Copy everything in the data below exactly except the pictures.

— BEGIN DATASET ENTRIES —

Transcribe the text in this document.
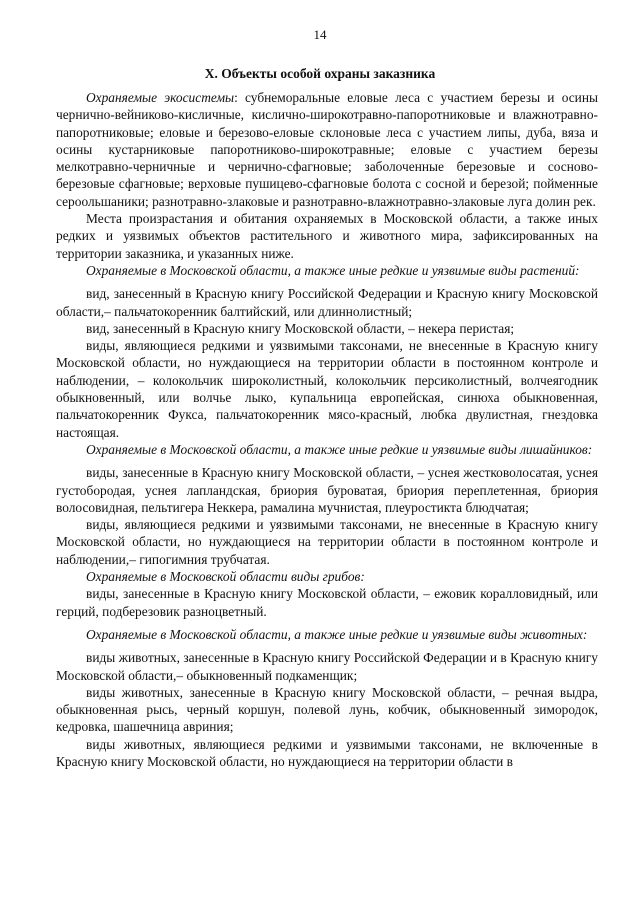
14
X. Объекты особой охраны заказника

Охраняемые экосистемы: субнеморальные еловые леса с участием березы и осины чернично-вейниково-кисличные, кислично-широкотравно-папоротниковые и влажнотравно-папоротниковые; еловые и березово-еловые склоновые леса с участием липы, дуба, вяза и осины кустарниковые папоротниково-широкотравные; еловые с участием березы мелкотравно-черничные и чернично-сфагновые; заболоченные березовые и сосново-березовые сфагновые; верховые пушицево-сфагновые болота с сосной и березой; пойменные сероольшаники; разнотравно-злаковые и разнотравно-влажнотравно-злаковые луга долин рек.

Места произрастания и обитания охраняемых в Московской области, а также иных редких и уязвимых объектов растительного и животного мира, зафиксированных на территории заказника, и указанных ниже.

Охраняемые в Московской области, а также иные редкие и уязвимые виды растений:

вид, занесенный в Красную книгу Российской Федерации и Красную книгу Московской области,– пальчатокоренник балтийский, или длиннолистный;

вид, занесенный в Красную книгу Московской области, – некера перистая;

виды, являющиеся редкими и уязвимыми таксонами, не внесенные в Красную книгу Московской области, но нуждающиеся на территории области в постоянном контроле и наблюдении, – колокольчик широколистный, колокольчик персиколистный, волчеягодник обыкновенный, или волчье лыко, купальница европейская, синюха обыкновенная, пальчатокоренник Фукса, пальчатокоренник мясо-красный, любка двулистная, гнездовка настоящая.

Охраняемые в Московской области, а также иные редкие и уязвимые виды лишайников:

виды, занесенные в Красную книгу Московской области, – уснея жестковолосатая, уснея густобородая, уснея лапландская, бриория буроватая, бриория переплетенная, бриория волосовидная, пельтигера Неккера, рамалина мучнистая, плеуростикта блюдчатая;

виды, являющиеся редкими и уязвимыми таксонами, не внесенные в Красную книгу Московской области, но нуждающиеся на территории области в постоянном контроле и наблюдении,– гипогимния трубчатая.

Охраняемые в Московской области виды грибов:

виды, занесенные в Красную книгу Московской области, – ежовик коралловидный, или герций, подберезовик разноцветный.

Охраняемые в Московской области, а также иные редкие и уязвимые виды животных:

виды животных, занесенные в Красную книгу Российской Федерации и в Красную книгу Московской области,– обыкновенный подкаменщик;

виды животных, занесенные в Красную книгу Московской области, – речная выдра, обыкновенная рысь, черный коршун, полевой лунь, кобчик, обыкновенный зимородок, кедровка, шашечница авриния;

виды животных, являющиеся редкими и уязвимыми таксонами, не включенные в Красную книгу Московской области, но нуждающиеся на территории области в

— END DATASET ENTRIES —

■ **WORKED ANSWER**
Transcribe the text in this document.
14
X. Объекты особой охраны заказника

Охраняемые экосистемы: субнеморальные еловые леса с участием березы и осины чернично-вейниково-кисличные, кислично-широкотравно-папоротниковые и влажнотравно-папоротниковые; еловые и березово-еловые склоновые леса с участием липы, дуба, вяза и осины кустарниковые папоротниково-широкотравные; еловые с участием березы мелкотравно-черничные и чернично-сфагновые; заболоченные березовые и сосново-березовые сфагновые; верховые пушицево-сфагновые болота с сосной и березой; пойменные сероольшаники; разнотравно-злаковые и разнотравно-влажнотравно-злаковые луга долин рек.

Места произрастания и обитания охраняемых в Московской области, а также иных редких и уязвимых объектов растительного и животного мира, зафиксированных на территории заказника, и указанных ниже.

Охраняемые в Московской области, а также иные редкие и уязвимые виды растений:

вид, занесенный в Красную книгу Российской Федерации и Красную книгу Московской области,– пальчатокоренник балтийский, или длиннолистный;

вид, занесенный в Красную книгу Московской области, – некера перистая;

виды, являющиеся редкими и уязвимыми таксонами, не внесенные в Красную книгу Московской области, но нуждающиеся на территории области в постоянном контроле и наблюдении, – колокольчик широколистный, колокольчик персиколистный, волчеягодник обыкновенный, или волчье лыко, купальница европейская, синюха обыкновенная, пальчатокоренник Фукса, пальчатокоренник мясо-красный, любка двулистная, гнездовка настоящая.

Охраняемые в Московской области, а также иные редкие и уязвимые виды лишайников:

виды, занесенные в Красную книгу Московской области, – уснея жестковолосатая, уснея густобородая, уснея лапландская, бриория буроватая, бриория переплетенная, бриория волосовидная, пельтигера Неккера, рамалина мучнистая, плеуростикта блюдчатая;

виды, являющиеся редкими и уязвимыми таксонами, не внесенные в Красную книгу Московской области, но нуждающиеся на территории области в постоянном контроле и наблюдении,– гипогимния трубчатая.

Охраняемые в Московской области виды грибов:

виды, занесенные в Красную книгу Московской области, – ежовик коралловидный, или герций, подберезовик разноцветный.

Охраняемые в Московской области, а также иные редкие и уязвимые виды животных:

виды животных, занесенные в Красную книгу Российской Федерации и в Красную книгу Московской области,– обыкновенный подкаменщик;

виды животных, занесенные в Красную книгу Московской области, – речная выдра, обыкновенная рысь, черный коршун, полевой лунь, кобчик, обыкновенный зимородок, кедровка, шашечница авриния;

виды животных, являющиеся редкими и уязвимыми таксонами, не включенные в Красную книгу Московской области, но нуждающиеся на территории области в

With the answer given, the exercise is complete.